___ Data for processing

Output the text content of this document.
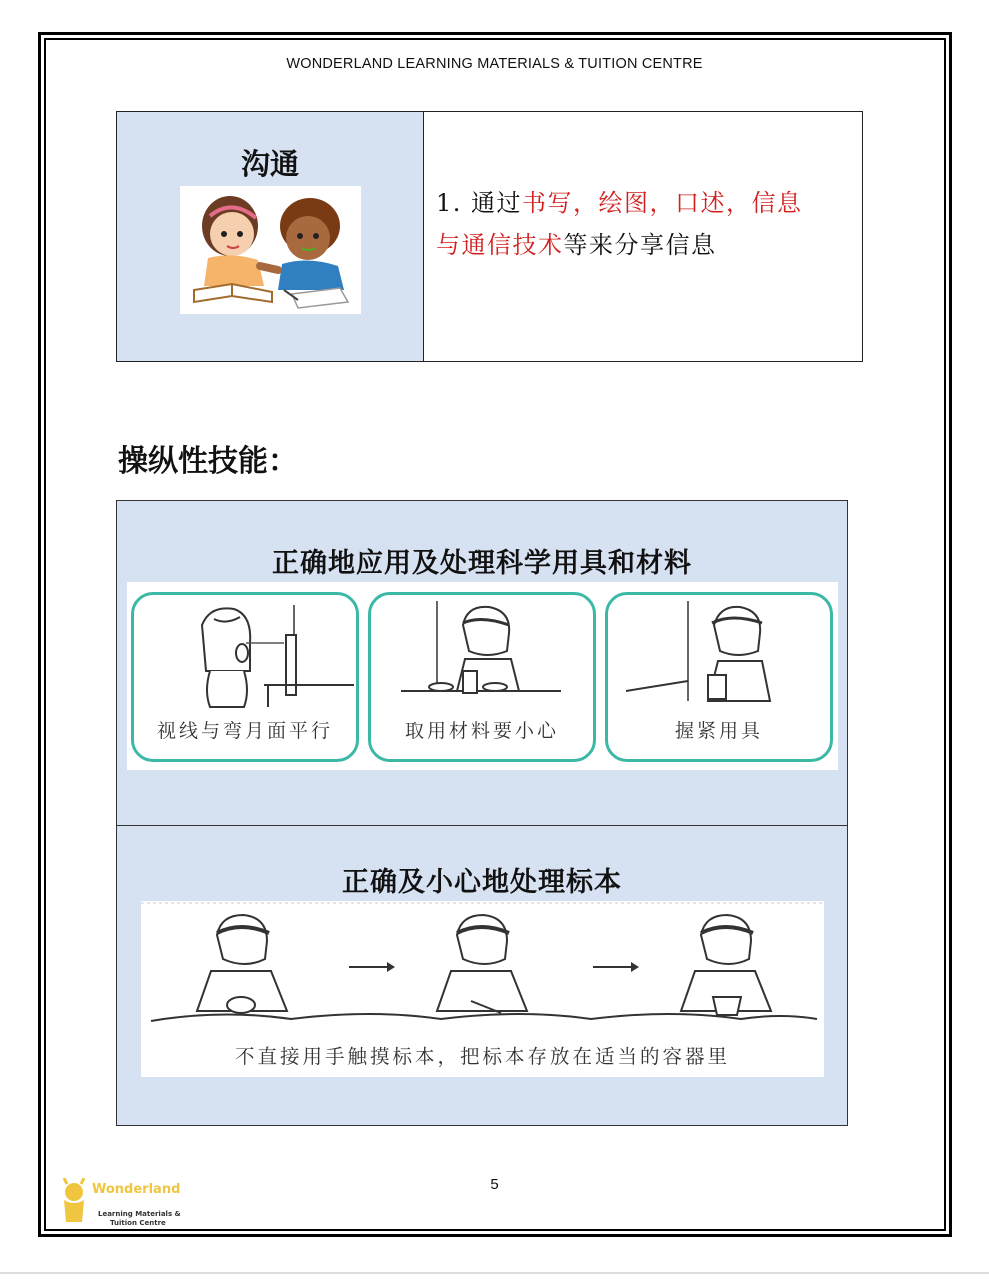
WONDERLAND LEARNING MATERIALS & TUITION CENTRE
沟通
1. 通过书写，绘图，口述，信息
与通信技术等来分享信息
操纵性技能：
正确地应用及处理科学用具和材料
视线与弯月面平行	取用材料要小心	握紧用具
正确及小心地处理标本
不直接用手触摸标本，把标本存放在适当的容器里
5
Wonderland
Learning Materials &
Tuition Centre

______

_Directions_.
Quote the listing above in full, except for the pictures.

_Answer to this task_.
Output the text content of this document.
WONDERLAND LEARNING MATERIALS & TUITION CENTRE
沟通
1. 通过书写，绘图，口述，信息
与通信技术等来分享信息
操纵性技能：
正确地应用及处理科学用具和材料
视线与弯月面平行	取用材料要小心	握紧用具
正确及小心地处理标本
不直接用手触摸标本，把标本存放在适当的容器里
5
Wonderland
Learning Materials &
Tuition Centre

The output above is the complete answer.